─── Input records

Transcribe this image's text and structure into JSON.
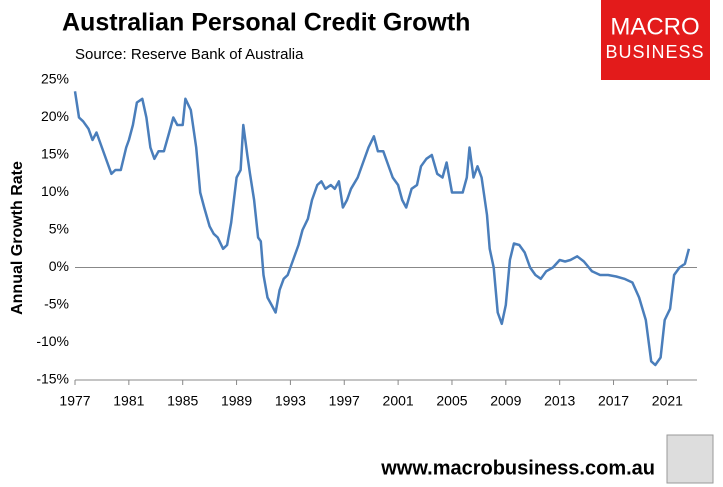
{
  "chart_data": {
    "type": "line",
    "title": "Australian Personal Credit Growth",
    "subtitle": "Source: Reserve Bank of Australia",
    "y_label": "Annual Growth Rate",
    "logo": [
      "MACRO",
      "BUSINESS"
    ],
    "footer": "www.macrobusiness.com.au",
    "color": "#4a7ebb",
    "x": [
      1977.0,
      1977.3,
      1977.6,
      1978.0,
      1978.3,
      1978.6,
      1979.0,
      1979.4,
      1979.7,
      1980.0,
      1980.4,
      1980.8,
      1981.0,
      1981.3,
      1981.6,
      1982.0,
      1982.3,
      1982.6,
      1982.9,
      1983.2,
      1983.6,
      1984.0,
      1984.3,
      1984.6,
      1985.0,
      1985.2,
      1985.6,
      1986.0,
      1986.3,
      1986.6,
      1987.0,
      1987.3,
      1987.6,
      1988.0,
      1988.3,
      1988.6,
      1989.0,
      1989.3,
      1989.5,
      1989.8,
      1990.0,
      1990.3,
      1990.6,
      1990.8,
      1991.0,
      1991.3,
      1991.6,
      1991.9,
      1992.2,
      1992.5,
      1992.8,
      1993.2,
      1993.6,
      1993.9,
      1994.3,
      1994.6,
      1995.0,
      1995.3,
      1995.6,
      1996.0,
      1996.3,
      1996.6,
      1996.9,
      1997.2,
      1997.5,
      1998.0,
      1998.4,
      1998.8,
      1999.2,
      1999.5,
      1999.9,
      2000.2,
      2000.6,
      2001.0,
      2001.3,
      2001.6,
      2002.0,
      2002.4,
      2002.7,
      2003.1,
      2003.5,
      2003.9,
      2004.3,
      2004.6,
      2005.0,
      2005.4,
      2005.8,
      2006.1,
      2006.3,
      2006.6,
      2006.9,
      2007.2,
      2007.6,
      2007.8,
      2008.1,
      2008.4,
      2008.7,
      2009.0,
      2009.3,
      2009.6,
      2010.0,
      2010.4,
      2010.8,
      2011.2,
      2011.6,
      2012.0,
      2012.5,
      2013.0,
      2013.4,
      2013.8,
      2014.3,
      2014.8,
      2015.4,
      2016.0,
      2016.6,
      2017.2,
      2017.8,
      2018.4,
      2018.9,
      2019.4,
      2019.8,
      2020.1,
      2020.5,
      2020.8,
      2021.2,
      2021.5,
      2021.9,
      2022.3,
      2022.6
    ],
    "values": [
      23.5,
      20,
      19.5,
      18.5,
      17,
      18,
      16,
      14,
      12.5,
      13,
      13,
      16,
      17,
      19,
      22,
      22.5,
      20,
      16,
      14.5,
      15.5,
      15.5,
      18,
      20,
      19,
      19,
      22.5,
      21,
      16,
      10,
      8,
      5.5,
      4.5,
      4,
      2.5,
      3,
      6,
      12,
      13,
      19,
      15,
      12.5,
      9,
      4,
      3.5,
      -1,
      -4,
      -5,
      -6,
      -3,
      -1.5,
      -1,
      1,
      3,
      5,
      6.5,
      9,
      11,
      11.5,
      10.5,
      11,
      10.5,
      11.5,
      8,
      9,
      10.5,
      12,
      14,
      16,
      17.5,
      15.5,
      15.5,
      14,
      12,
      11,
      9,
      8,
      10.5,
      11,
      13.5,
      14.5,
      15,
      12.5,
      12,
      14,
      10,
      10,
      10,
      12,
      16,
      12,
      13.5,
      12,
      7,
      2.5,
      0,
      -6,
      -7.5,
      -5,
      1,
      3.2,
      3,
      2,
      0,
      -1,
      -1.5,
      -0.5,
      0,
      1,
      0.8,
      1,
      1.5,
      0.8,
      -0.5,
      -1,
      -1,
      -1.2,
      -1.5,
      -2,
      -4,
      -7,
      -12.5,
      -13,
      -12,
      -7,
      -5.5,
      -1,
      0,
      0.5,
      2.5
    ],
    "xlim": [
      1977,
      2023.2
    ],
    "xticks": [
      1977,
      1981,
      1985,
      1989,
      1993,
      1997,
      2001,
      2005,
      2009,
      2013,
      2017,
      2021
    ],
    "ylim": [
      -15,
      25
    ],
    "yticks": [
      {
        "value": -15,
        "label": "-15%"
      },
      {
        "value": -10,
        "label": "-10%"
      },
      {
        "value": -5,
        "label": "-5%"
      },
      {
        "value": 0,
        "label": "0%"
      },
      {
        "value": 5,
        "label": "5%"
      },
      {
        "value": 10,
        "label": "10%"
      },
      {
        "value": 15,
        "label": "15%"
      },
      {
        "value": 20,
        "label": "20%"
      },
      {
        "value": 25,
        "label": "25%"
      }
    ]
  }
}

──────

▶ [Do this]:
Every line containing the string "Growth" must be listed.

▶ [Solution to the problem]:
    "title": "Australian Personal Credit Growth",
    "y_label": "Annual Growth Rate",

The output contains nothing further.